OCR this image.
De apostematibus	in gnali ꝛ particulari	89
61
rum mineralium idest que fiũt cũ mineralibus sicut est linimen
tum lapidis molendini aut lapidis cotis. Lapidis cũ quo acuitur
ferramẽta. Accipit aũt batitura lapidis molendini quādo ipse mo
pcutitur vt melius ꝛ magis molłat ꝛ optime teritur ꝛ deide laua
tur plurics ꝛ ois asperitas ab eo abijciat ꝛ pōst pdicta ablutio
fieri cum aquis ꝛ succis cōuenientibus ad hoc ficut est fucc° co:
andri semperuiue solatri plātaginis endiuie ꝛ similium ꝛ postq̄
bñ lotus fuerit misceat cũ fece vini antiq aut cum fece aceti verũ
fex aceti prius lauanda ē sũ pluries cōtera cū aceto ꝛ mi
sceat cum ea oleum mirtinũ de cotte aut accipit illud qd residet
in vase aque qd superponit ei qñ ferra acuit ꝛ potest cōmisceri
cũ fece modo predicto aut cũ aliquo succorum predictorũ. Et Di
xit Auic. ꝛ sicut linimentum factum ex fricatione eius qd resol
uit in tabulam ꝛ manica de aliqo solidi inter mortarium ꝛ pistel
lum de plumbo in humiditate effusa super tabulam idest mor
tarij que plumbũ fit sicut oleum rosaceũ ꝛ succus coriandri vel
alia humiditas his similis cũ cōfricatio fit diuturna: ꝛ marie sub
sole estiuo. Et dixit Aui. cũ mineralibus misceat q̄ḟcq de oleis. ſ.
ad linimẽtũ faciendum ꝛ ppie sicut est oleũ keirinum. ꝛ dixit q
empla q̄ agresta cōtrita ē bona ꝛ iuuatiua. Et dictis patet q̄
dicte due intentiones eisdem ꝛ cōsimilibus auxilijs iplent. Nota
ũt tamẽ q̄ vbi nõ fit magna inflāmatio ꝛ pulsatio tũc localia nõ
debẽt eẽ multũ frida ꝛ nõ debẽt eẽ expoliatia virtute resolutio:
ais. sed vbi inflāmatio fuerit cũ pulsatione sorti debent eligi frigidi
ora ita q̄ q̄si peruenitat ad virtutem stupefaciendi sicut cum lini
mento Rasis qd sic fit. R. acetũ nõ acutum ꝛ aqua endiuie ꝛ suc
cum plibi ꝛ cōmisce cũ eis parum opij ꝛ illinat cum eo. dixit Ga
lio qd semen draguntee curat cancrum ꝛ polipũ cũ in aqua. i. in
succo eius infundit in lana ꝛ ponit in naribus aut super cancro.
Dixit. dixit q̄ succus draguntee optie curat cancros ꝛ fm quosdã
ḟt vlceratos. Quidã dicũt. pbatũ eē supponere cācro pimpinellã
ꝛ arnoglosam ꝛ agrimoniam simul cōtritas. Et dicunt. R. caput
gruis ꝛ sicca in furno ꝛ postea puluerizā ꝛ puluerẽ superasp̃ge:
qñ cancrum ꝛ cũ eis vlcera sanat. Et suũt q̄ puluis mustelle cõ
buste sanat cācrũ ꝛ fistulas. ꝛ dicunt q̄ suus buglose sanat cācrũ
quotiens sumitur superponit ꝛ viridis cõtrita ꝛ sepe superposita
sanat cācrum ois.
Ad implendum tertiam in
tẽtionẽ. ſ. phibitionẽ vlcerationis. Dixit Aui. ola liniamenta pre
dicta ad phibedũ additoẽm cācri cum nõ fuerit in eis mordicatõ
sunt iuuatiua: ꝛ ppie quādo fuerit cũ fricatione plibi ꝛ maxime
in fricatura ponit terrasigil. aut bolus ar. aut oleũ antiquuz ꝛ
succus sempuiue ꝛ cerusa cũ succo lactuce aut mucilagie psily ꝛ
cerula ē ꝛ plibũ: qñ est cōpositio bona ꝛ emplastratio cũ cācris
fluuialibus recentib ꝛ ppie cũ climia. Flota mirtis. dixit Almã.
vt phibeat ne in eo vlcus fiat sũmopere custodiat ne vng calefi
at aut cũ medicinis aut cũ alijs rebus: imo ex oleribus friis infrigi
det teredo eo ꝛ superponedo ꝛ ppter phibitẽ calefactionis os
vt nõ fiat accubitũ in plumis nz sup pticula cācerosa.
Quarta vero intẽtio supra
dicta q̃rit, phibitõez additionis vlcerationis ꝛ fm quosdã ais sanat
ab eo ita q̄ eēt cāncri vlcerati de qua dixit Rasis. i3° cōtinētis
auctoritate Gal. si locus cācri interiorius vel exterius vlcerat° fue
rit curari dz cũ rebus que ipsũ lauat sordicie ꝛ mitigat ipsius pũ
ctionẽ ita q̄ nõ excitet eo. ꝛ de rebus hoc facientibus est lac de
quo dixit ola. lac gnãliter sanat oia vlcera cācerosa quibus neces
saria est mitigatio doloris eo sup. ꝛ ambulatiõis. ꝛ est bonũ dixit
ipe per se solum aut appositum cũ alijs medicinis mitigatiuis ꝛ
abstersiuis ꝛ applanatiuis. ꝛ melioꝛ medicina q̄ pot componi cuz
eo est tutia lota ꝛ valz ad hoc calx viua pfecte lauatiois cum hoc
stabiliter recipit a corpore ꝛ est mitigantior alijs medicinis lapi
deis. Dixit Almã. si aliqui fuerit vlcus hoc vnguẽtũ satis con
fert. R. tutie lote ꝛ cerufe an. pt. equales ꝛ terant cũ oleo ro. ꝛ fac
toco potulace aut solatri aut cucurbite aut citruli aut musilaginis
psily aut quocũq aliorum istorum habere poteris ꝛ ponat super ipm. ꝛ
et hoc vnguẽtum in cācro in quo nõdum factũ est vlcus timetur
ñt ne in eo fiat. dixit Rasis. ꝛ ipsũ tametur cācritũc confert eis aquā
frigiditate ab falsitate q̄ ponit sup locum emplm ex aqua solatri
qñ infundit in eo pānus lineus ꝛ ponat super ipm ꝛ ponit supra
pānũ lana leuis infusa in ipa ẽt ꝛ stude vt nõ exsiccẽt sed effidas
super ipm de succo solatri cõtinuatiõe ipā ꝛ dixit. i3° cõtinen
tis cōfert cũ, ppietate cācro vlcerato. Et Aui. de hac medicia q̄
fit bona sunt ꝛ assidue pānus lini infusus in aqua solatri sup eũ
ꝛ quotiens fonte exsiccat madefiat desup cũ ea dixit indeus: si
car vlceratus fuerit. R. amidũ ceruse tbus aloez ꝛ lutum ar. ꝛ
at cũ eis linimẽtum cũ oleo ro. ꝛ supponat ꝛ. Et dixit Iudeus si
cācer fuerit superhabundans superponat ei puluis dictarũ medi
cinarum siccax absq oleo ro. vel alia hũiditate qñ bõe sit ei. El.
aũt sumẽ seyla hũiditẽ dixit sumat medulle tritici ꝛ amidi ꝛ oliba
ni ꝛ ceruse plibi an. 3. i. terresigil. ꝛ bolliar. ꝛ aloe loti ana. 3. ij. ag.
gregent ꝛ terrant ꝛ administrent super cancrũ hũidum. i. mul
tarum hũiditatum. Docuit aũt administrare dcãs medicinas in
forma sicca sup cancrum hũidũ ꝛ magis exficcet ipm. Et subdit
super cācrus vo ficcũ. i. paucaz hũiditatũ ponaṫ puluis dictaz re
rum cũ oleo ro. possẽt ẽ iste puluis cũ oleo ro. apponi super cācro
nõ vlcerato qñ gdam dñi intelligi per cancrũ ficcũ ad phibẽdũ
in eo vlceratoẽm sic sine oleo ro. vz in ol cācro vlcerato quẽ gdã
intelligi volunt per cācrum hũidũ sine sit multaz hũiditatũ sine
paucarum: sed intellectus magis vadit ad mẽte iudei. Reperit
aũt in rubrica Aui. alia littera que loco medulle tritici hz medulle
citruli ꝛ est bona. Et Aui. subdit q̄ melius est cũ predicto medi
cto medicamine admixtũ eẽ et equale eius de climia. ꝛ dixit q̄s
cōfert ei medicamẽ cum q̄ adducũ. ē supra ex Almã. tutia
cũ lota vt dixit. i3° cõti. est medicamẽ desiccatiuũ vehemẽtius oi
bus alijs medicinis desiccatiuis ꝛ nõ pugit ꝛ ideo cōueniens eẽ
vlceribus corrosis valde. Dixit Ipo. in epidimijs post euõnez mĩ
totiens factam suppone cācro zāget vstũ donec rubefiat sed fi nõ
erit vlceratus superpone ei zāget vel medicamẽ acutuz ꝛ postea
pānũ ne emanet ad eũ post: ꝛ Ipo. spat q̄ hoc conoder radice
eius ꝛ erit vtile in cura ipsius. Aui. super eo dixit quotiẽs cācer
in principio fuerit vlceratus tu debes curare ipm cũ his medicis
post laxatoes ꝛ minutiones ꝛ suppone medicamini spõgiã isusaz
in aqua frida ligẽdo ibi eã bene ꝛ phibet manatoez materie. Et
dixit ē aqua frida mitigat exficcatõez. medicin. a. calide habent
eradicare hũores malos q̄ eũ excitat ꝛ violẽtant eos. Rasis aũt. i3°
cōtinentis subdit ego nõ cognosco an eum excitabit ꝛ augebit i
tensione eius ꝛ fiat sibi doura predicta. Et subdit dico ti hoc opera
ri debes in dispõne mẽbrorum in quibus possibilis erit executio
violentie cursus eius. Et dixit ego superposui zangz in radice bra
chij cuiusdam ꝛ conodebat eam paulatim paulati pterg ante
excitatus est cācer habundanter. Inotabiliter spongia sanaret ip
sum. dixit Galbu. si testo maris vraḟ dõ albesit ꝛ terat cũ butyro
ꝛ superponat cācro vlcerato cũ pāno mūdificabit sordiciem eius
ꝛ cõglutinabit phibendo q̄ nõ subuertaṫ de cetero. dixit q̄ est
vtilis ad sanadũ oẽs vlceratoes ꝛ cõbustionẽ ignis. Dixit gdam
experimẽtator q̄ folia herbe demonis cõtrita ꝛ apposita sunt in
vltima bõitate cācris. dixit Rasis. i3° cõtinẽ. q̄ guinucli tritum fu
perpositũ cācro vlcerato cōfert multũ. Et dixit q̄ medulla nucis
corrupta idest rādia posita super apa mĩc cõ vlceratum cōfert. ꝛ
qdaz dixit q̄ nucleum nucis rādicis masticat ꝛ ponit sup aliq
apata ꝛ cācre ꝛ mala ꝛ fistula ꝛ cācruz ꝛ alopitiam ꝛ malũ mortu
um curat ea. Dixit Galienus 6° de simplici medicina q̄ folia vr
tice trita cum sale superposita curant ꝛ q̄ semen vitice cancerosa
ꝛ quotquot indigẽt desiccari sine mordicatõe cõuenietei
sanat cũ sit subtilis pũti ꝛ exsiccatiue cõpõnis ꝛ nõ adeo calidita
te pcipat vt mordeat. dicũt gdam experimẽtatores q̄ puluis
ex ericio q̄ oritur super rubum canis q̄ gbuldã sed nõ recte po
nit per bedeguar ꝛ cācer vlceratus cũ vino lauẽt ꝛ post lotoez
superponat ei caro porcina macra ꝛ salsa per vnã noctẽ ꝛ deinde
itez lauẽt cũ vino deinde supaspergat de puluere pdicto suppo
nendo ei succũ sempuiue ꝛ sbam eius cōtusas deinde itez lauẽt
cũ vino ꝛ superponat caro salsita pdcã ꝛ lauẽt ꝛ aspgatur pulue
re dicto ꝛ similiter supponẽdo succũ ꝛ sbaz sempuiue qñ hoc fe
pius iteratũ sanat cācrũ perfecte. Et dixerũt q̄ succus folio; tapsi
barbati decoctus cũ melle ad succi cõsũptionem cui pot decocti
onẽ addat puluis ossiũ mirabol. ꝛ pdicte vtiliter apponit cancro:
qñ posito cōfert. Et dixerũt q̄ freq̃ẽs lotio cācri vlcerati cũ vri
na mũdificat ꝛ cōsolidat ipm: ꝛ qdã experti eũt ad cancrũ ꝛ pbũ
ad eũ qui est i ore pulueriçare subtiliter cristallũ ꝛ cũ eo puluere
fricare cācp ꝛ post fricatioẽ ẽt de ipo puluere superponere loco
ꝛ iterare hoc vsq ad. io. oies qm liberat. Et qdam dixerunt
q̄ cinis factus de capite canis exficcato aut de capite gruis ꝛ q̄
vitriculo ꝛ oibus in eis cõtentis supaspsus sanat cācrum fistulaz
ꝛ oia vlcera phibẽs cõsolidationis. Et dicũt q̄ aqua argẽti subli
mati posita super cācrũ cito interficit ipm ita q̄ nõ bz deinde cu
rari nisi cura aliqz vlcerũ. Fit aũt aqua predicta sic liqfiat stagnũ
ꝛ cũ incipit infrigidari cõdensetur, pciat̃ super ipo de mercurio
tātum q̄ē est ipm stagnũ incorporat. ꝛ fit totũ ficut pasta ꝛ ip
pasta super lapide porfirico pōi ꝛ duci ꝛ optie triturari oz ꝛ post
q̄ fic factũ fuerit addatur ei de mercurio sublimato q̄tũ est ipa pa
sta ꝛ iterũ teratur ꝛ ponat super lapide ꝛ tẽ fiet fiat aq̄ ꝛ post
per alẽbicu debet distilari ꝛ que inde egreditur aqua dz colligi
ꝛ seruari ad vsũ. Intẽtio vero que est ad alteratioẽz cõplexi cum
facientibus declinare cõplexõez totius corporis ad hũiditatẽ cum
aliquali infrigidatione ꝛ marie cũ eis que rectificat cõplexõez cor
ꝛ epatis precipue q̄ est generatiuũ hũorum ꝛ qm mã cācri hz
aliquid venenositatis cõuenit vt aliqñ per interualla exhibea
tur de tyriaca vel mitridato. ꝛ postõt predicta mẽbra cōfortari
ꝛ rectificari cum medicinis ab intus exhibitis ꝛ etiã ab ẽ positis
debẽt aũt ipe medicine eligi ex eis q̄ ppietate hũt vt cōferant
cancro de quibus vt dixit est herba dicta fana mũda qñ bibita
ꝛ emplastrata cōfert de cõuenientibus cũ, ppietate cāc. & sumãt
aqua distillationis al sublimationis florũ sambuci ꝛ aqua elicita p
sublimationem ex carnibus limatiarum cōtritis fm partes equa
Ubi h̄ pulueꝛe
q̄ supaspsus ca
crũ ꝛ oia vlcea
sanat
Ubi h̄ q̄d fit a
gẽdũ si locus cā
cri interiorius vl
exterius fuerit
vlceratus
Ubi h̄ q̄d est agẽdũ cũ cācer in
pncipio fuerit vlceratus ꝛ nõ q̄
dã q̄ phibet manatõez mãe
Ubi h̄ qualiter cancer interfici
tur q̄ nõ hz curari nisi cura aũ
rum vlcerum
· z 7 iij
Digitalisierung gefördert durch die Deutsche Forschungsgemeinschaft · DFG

• WORK INSTRUCTIONS
Report each line in the preceding entries that holds the string "dicunt".

• ANSWER TO THE EXERCISE
ꝛ arnoglosam ꝛ agrimoniam simul cōtritas. Et dicunt. R. caput
buste sanat cācrũ ꝛ fistulas. ꝛ dicunt q̄ suus buglose sanat cācrũ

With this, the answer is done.